* **Stated exercise**: Search the data for the word "structured" and copy every line that contains it.

____

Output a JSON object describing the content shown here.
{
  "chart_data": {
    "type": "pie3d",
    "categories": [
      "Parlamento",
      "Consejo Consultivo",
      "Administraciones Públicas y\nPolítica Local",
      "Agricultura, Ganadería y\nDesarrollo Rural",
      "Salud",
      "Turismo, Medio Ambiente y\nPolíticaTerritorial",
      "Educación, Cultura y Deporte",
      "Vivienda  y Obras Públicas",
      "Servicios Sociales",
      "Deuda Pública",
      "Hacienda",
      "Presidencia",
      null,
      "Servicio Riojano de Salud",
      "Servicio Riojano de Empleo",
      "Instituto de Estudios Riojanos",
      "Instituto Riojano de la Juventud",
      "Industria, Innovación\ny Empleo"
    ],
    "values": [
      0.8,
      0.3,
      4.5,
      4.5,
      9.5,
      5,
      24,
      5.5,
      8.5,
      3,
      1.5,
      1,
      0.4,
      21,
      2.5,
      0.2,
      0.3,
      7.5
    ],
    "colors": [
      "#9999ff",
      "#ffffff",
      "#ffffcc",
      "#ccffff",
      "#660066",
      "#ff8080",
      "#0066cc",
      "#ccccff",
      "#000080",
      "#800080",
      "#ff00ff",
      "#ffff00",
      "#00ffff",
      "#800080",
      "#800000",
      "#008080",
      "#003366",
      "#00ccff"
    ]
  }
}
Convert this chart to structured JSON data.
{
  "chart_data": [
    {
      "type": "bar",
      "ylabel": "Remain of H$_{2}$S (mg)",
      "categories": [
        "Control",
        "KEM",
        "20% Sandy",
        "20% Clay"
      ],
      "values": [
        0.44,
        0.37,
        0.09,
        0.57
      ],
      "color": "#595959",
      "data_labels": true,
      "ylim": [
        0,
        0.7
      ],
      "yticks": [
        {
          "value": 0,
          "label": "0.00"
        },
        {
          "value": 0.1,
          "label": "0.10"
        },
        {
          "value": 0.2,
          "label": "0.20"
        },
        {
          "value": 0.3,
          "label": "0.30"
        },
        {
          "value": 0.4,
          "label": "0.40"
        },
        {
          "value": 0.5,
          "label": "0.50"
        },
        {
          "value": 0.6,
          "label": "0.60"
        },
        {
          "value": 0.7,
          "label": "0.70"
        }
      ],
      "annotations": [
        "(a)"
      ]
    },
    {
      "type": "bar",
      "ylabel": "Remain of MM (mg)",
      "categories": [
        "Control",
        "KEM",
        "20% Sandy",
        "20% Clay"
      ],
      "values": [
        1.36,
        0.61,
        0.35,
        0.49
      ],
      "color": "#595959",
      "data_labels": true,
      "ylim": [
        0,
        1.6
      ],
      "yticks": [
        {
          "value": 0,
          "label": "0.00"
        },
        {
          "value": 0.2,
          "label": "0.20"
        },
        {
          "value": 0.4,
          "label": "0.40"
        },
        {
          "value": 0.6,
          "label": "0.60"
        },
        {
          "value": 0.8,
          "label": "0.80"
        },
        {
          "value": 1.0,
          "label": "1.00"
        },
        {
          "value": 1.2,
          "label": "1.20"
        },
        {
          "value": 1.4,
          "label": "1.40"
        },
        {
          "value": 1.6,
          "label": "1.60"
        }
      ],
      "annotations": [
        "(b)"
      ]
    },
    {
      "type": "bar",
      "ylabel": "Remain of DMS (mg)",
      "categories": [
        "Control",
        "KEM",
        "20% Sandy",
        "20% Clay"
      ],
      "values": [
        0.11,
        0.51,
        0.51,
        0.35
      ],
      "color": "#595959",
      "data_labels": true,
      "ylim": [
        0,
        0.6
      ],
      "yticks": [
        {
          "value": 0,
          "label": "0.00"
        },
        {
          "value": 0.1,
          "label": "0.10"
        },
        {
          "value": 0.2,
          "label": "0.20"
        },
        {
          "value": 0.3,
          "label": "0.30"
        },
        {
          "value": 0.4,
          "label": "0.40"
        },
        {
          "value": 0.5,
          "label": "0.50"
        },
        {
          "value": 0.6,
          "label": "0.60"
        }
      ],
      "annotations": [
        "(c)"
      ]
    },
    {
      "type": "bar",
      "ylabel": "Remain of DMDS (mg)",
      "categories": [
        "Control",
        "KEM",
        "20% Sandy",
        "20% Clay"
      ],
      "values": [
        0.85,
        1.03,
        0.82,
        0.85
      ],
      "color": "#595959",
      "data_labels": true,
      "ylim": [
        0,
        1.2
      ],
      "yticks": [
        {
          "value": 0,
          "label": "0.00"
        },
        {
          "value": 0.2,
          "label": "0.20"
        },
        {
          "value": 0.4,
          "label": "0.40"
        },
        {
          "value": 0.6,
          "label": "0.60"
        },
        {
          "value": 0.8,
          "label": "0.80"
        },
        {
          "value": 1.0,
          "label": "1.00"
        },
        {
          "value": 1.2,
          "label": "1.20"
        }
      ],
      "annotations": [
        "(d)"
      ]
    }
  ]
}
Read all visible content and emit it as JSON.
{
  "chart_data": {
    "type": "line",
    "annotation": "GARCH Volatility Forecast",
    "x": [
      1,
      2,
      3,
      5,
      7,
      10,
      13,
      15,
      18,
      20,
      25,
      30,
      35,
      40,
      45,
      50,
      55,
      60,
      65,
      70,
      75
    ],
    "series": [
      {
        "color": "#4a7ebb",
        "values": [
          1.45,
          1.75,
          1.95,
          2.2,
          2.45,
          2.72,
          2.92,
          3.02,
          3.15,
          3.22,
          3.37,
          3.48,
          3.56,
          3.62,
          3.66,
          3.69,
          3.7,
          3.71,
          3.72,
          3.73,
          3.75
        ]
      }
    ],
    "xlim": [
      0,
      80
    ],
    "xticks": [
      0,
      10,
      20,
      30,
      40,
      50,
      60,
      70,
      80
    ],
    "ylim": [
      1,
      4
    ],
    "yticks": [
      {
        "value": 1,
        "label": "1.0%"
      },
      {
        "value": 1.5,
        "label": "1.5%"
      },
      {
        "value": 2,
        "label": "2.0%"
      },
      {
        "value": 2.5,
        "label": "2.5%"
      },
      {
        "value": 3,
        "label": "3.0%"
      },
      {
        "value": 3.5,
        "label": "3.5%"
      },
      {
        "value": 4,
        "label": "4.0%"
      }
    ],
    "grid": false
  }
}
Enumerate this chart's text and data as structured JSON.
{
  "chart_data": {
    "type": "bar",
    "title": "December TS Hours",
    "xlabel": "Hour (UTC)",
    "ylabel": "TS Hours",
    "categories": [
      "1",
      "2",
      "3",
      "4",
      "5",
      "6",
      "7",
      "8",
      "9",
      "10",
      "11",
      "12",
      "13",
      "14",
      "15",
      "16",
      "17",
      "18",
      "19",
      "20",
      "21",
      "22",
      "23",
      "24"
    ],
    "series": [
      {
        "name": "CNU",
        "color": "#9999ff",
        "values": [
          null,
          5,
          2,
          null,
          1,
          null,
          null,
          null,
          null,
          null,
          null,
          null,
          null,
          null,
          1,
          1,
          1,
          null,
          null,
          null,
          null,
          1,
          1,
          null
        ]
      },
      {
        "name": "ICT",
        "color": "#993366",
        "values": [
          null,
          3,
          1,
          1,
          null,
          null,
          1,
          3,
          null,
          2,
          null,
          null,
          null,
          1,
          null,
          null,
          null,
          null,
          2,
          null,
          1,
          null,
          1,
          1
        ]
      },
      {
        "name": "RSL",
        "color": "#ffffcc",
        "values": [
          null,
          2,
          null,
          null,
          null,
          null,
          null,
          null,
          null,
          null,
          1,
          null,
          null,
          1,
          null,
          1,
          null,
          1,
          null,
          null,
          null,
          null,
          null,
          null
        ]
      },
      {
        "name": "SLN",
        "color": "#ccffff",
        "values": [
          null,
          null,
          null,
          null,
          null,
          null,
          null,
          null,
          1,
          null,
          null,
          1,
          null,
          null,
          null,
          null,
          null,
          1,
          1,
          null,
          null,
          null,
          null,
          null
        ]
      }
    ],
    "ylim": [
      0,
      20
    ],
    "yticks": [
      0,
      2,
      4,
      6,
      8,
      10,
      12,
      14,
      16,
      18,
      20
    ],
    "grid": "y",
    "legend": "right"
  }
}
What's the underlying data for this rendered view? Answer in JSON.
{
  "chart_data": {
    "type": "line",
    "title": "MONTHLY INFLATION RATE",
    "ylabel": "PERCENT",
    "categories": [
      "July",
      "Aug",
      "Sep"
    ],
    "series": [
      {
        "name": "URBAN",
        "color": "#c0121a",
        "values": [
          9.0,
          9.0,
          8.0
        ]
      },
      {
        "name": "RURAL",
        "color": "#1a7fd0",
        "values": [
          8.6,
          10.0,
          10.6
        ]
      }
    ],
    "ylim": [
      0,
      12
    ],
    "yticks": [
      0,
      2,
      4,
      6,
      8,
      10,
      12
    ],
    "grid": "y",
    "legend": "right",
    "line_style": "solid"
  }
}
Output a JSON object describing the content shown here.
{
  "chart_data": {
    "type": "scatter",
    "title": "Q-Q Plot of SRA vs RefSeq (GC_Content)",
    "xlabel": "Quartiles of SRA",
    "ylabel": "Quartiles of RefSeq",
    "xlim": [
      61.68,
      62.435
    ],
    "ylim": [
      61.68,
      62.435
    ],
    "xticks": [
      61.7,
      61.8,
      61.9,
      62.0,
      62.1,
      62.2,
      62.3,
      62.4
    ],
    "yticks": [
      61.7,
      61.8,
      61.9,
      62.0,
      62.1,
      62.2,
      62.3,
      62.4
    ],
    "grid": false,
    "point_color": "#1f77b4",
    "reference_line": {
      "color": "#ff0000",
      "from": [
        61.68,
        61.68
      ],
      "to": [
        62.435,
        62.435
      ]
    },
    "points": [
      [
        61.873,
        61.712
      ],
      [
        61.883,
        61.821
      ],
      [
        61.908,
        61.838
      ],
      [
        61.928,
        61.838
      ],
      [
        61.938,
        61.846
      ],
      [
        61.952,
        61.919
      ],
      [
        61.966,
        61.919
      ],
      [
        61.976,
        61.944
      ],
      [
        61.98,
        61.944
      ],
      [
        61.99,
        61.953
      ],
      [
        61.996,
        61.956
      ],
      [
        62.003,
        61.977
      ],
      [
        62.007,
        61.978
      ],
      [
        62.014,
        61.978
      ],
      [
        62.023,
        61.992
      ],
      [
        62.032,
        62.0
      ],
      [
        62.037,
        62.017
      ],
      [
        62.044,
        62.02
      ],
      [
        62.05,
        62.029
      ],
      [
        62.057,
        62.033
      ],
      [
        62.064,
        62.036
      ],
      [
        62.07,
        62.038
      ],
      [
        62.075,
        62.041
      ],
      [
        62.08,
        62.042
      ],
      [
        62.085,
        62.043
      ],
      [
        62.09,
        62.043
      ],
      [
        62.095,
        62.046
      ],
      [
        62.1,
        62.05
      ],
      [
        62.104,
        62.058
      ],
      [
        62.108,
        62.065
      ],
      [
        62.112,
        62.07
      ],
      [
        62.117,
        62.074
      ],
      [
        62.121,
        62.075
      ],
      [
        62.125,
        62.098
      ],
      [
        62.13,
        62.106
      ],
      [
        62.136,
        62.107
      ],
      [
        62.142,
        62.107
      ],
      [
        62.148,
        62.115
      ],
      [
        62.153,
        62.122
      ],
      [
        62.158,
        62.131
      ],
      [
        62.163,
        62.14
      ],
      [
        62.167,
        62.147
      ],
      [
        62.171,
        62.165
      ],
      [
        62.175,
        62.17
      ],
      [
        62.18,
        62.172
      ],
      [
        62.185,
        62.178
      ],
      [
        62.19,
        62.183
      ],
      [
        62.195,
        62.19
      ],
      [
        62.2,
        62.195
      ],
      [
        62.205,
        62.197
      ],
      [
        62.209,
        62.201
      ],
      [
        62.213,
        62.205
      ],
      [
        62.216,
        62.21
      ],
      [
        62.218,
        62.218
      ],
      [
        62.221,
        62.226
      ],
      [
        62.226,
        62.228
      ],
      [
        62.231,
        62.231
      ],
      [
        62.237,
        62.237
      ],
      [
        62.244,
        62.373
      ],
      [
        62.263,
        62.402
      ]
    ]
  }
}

____

* **Answer to the problem**:
Convert this chart to structured JSON data.
Enumerate this chart's text and data as structured JSON.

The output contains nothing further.